An exact copy of every record is needed.

--

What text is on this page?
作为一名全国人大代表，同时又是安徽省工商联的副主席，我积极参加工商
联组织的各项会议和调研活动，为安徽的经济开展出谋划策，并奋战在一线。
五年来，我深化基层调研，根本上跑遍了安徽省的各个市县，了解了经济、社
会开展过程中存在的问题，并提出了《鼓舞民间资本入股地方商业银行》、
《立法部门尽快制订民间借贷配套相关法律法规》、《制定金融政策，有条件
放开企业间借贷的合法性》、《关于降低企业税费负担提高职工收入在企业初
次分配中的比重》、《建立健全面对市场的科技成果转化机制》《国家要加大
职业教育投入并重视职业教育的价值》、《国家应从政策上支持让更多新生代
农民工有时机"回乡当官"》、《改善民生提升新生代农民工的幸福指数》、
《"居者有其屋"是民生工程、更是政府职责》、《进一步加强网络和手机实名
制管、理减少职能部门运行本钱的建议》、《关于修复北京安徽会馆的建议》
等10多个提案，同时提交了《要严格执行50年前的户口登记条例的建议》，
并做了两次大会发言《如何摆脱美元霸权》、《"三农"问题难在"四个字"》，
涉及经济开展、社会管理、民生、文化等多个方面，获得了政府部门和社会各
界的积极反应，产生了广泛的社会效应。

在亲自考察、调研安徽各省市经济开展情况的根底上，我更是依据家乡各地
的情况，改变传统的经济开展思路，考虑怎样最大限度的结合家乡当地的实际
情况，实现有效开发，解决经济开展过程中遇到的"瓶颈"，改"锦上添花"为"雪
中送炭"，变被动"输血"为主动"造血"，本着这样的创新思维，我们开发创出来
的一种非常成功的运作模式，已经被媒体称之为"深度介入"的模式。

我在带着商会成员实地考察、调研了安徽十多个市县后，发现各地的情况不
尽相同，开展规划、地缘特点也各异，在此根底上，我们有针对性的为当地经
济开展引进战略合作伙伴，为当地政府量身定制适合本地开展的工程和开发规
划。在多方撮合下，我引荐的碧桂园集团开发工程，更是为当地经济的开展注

--

» **Exercise response**
What text is on this page?
作为一名全国人大代表，同时又是安徽省工商联的副主席，我积极参加工商
联组织的各项会议和调研活动，为安徽的经济开展出谋划策，并奋战在一线。
五年来，我深化基层调研，根本上跑遍了安徽省的各个市县，了解了经济、社
会开展过程中存在的问题，并提出了《鼓舞民间资本入股地方商业银行》、
《立法部门尽快制订民间借贷配套相关法律法规》、《制定金融政策，有条件
放开企业间借贷的合法性》、《关于降低企业税费负担提高职工收入在企业初
次分配中的比重》、《建立健全面对市场的科技成果转化机制》《国家要加大
职业教育投入并重视职业教育的价值》、《国家应从政策上支持让更多新生代
农民工有时机"回乡当官"》、《改善民生提升新生代农民工的幸福指数》、
《"居者有其屋"是民生工程、更是政府职责》、《进一步加强网络和手机实名
制管、理减少职能部门运行本钱的建议》、《关于修复北京安徽会馆的建议》
等10多个提案，同时提交了《要严格执行50年前的户口登记条例的建议》，
并做了两次大会发言《如何摆脱美元霸权》、《"三农"问题难在"四个字"》，
涉及经济开展、社会管理、民生、文化等多个方面，获得了政府部门和社会各
界的积极反应，产生了广泛的社会效应。

在亲自考察、调研安徽各省市经济开展情况的根底上，我更是依据家乡各地
的情况，改变传统的经济开展思路，考虑怎样最大限度的结合家乡当地的实际
情况，实现有效开发，解决经济开展过程中遇到的"瓶颈"，改"锦上添花"为"雪
中送炭"，变被动"输血"为主动"造血"，本着这样的创新思维，我们开发创出来
的一种非常成功的运作模式，已经被媒体称之为"深度介入"的模式。

我在带着商会成员实地考察、调研了安徽十多个市县后，发现各地的情况不
尽相同，开展规划、地缘特点也各异，在此根底上，我们有针对性的为当地经
济开展引进战略合作伙伴，为当地政府量身定制适合本地开展的工程和开发规
划。在多方撮合下，我引荐的碧桂园集团开发工程，更是为当地经济的开展注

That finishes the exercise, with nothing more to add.